[Figure collection entries]
#####
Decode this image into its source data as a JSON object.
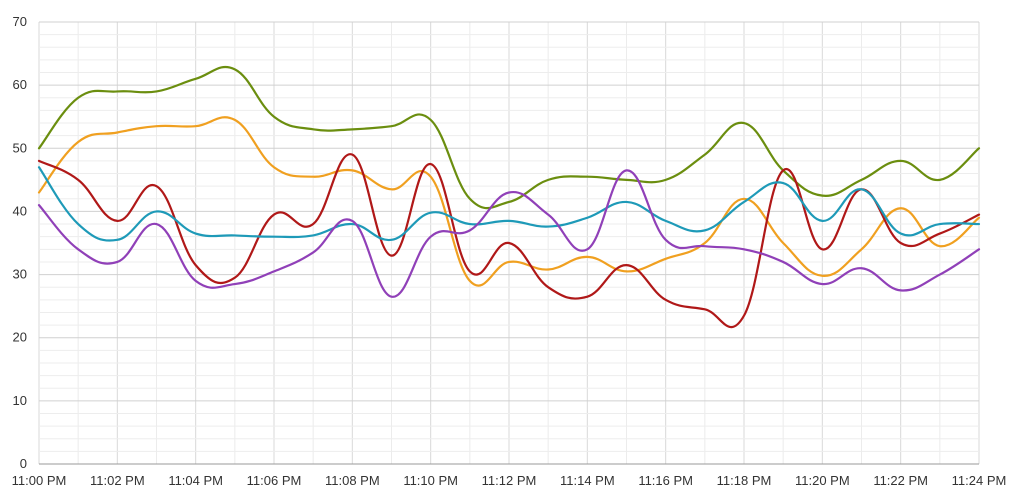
{
  "chart_data": {
    "type": "line",
    "title": "",
    "xlabel": "",
    "ylabel": "",
    "ylim": [
      0,
      70
    ],
    "yticks": [
      0,
      10,
      20,
      30,
      40,
      50,
      60,
      70
    ],
    "grid": true,
    "legend": "none",
    "x": [
      "11:00 PM",
      "11:01 PM",
      "11:02 PM",
      "11:03 PM",
      "11:04 PM",
      "11:05 PM",
      "11:06 PM",
      "11:07 PM",
      "11:08 PM",
      "11:09 PM",
      "11:10 PM",
      "11:11 PM",
      "11:12 PM",
      "11:13 PM",
      "11:14 PM",
      "11:15 PM",
      "11:16 PM",
      "11:17 PM",
      "11:18 PM",
      "11:19 PM",
      "11:20 PM",
      "11:21 PM",
      "11:22 PM",
      "11:23 PM",
      "11:24 PM"
    ],
    "xtick_labels": [
      "11:00 PM",
      "11:02 PM",
      "11:04 PM",
      "11:06 PM",
      "11:08 PM",
      "11:10 PM",
      "11:12 PM",
      "11:14 PM",
      "11:16 PM",
      "11:18 PM",
      "11:20 PM",
      "11:22 PM",
      "11:24 PM"
    ],
    "series": [
      {
        "color": "#6b8e0f",
        "values": [
          50,
          58,
          59,
          59,
          61,
          62.5,
          55,
          53,
          53,
          53.5,
          54.5,
          42,
          41.5,
          45,
          45.5,
          45,
          45,
          49,
          54,
          46.5,
          42.5,
          45,
          48,
          45,
          50
        ]
      },
      {
        "color": "#f0a020",
        "values": [
          43,
          51,
          52.5,
          53.5,
          53.5,
          54.5,
          47,
          45.5,
          46.5,
          43.5,
          45.5,
          29,
          32,
          30.8,
          32.8,
          30.5,
          32.5,
          35,
          42,
          35,
          29.8,
          34,
          40.5,
          34.5,
          39
        ]
      },
      {
        "color": "#b01818",
        "values": [
          48,
          45,
          38.5,
          44,
          31.5,
          29.5,
          39.5,
          38,
          49,
          33,
          47.5,
          30.5,
          35,
          28,
          26.5,
          31.5,
          26,
          24.5,
          23.5,
          46.5,
          34,
          43.5,
          35,
          36.5,
          39.5
        ]
      },
      {
        "color": "#1e9ab8",
        "values": [
          47,
          38,
          35.5,
          40,
          36.5,
          36.2,
          36,
          36.2,
          38,
          35.5,
          39.8,
          38,
          38.5,
          37.6,
          39,
          41.5,
          38.5,
          37,
          41.5,
          44.5,
          38.5,
          43.5,
          36.5,
          38,
          38
        ]
      },
      {
        "color": "#9040b8",
        "values": [
          41,
          34,
          32,
          38,
          29,
          28.5,
          30.5,
          33.5,
          38.5,
          26.5,
          36,
          37,
          43,
          39.5,
          34,
          46.5,
          35.5,
          34.5,
          34,
          32,
          28.5,
          31,
          27.5,
          30,
          34
        ]
      }
    ]
  }
}
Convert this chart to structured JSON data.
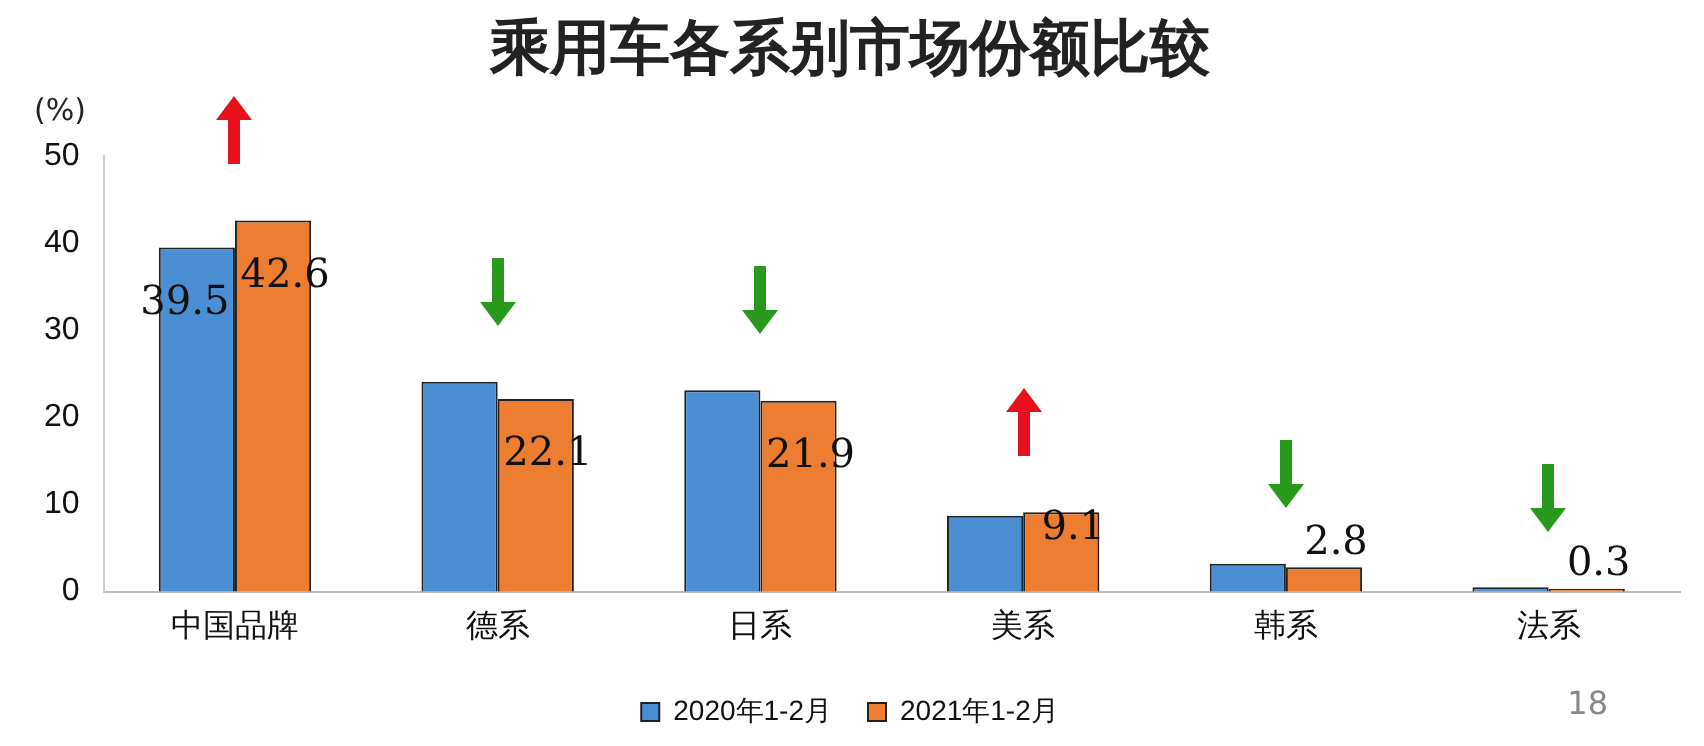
{
  "chart_data": {
    "type": "bar",
    "title": "乘用车各系别市场份额比较",
    "ylabel": "(%)",
    "categories": [
      "中国品牌",
      "德系",
      "日系",
      "美系",
      "韩系",
      "法系"
    ],
    "series": [
      {
        "name": "2020年1-2月",
        "color": "#4a8fd4",
        "values": [
          39.5,
          24.1,
          23.1,
          8.7,
          3.2,
          0.5
        ],
        "value_labels": [
          "39.5",
          null,
          null,
          null,
          null,
          null
        ]
      },
      {
        "name": "2021年1-2月",
        "color": "#ed7d31",
        "values": [
          42.6,
          22.1,
          21.9,
          9.1,
          2.8,
          0.3
        ],
        "value_labels": [
          "42.6",
          "22.1",
          "21.9",
          "9.1",
          "2.8",
          "0.3"
        ]
      }
    ],
    "ylim": [
      0,
      50
    ],
    "yticks": [
      0,
      10,
      20,
      30,
      40,
      50
    ],
    "grid": false,
    "legend": "bottom",
    "annotations": [
      "18"
    ]
  }
}
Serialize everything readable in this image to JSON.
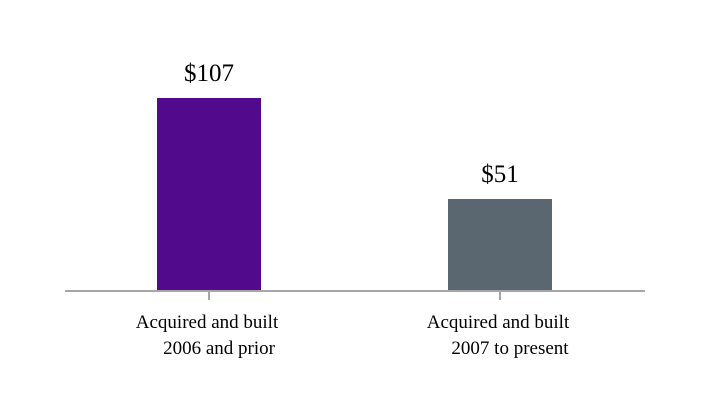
{
  "chart_data": {
    "type": "bar",
    "categories": [
      [
        "Acquired and built",
        "2006 and prior"
      ],
      [
        "Acquired and built",
        "2007 to present"
      ]
    ],
    "values": [
      107,
      51
    ],
    "value_labels": [
      "$107",
      "$51"
    ],
    "bar_colors": [
      "#520A8C",
      "#5A6670"
    ],
    "axis_color": "#A6A6A6",
    "title": "",
    "xlabel": "",
    "ylabel": "",
    "ylim": [
      0,
      107
    ],
    "grid": false,
    "legend": "none"
  }
}
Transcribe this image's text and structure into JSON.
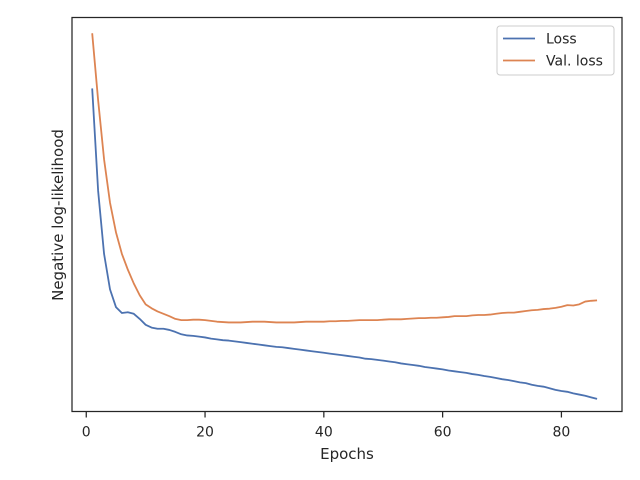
{
  "chart_data": {
    "type": "line",
    "xlabel": "Epochs",
    "ylabel": "Negative log-likelihood",
    "xlim": [
      -2.4,
      90.2
    ],
    "xticks": [
      0,
      20,
      40,
      60,
      80
    ],
    "ylim": [
      0.0,
      1.0
    ],
    "yticks_shown": false,
    "grid": false,
    "legend": "upper-right",
    "series": [
      {
        "name": "Loss",
        "color": "#4c72b0",
        "x": [
          1,
          2,
          3,
          4,
          5,
          6,
          7,
          8,
          9,
          10,
          11,
          12,
          13,
          14,
          15,
          16,
          17,
          18,
          19,
          20,
          21,
          22,
          23,
          24,
          25,
          26,
          27,
          28,
          29,
          30,
          31,
          32,
          33,
          34,
          35,
          36,
          37,
          38,
          39,
          40,
          41,
          42,
          43,
          44,
          45,
          46,
          47,
          48,
          49,
          50,
          51,
          52,
          53,
          54,
          55,
          56,
          57,
          58,
          59,
          60,
          61,
          62,
          63,
          64,
          65,
          66,
          67,
          68,
          69,
          70,
          71,
          72,
          73,
          74,
          75,
          76,
          77,
          78,
          79,
          80,
          81,
          82,
          83,
          84,
          85,
          86
        ],
        "values": [
          0.82,
          0.56,
          0.4,
          0.31,
          0.265,
          0.25,
          0.252,
          0.248,
          0.235,
          0.22,
          0.213,
          0.21,
          0.21,
          0.207,
          0.202,
          0.196,
          0.193,
          0.192,
          0.19,
          0.188,
          0.185,
          0.183,
          0.181,
          0.18,
          0.178,
          0.176,
          0.174,
          0.172,
          0.17,
          0.168,
          0.166,
          0.164,
          0.163,
          0.161,
          0.159,
          0.157,
          0.155,
          0.153,
          0.151,
          0.149,
          0.147,
          0.145,
          0.143,
          0.141,
          0.139,
          0.137,
          0.134,
          0.133,
          0.131,
          0.129,
          0.127,
          0.125,
          0.122,
          0.12,
          0.118,
          0.116,
          0.113,
          0.111,
          0.109,
          0.107,
          0.104,
          0.102,
          0.1,
          0.098,
          0.095,
          0.093,
          0.09,
          0.088,
          0.085,
          0.082,
          0.08,
          0.077,
          0.074,
          0.072,
          0.068,
          0.065,
          0.063,
          0.059,
          0.055,
          0.052,
          0.05,
          0.046,
          0.043,
          0.04,
          0.036,
          0.032
        ]
      },
      {
        "name": "Val. loss",
        "color": "#dd8452",
        "x": [
          1,
          2,
          3,
          4,
          5,
          6,
          7,
          8,
          9,
          10,
          11,
          12,
          13,
          14,
          15,
          16,
          17,
          18,
          19,
          20,
          21,
          22,
          23,
          24,
          25,
          26,
          27,
          28,
          29,
          30,
          31,
          32,
          33,
          34,
          35,
          36,
          37,
          38,
          39,
          40,
          41,
          42,
          43,
          44,
          45,
          46,
          47,
          48,
          49,
          50,
          51,
          52,
          53,
          54,
          55,
          56,
          57,
          58,
          59,
          60,
          61,
          62,
          63,
          64,
          65,
          66,
          67,
          68,
          69,
          70,
          71,
          72,
          73,
          74,
          75,
          76,
          77,
          78,
          79,
          80,
          81,
          82,
          83,
          84,
          85,
          86
        ],
        "values": [
          0.96,
          0.79,
          0.64,
          0.53,
          0.455,
          0.4,
          0.36,
          0.325,
          0.295,
          0.272,
          0.262,
          0.254,
          0.248,
          0.242,
          0.235,
          0.232,
          0.232,
          0.233,
          0.233,
          0.232,
          0.23,
          0.228,
          0.227,
          0.226,
          0.226,
          0.226,
          0.227,
          0.228,
          0.228,
          0.228,
          0.227,
          0.226,
          0.226,
          0.226,
          0.226,
          0.227,
          0.228,
          0.228,
          0.228,
          0.228,
          0.229,
          0.229,
          0.23,
          0.23,
          0.231,
          0.232,
          0.232,
          0.232,
          0.232,
          0.233,
          0.234,
          0.234,
          0.234,
          0.235,
          0.236,
          0.237,
          0.237,
          0.238,
          0.238,
          0.239,
          0.24,
          0.242,
          0.242,
          0.242,
          0.244,
          0.245,
          0.245,
          0.246,
          0.248,
          0.25,
          0.251,
          0.251,
          0.253,
          0.255,
          0.257,
          0.258,
          0.26,
          0.261,
          0.263,
          0.266,
          0.27,
          0.269,
          0.272,
          0.279,
          0.281,
          0.282
        ]
      }
    ]
  }
}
#####
• DESCRIPTION OF THE TASK
Where a line holds the string "name", copy that line.

• TASK RESPONSE
        "name": "2020年1-2月",
        "name": "2021年1-2月",
        "name": "Loss",
        "name": "Val. loss",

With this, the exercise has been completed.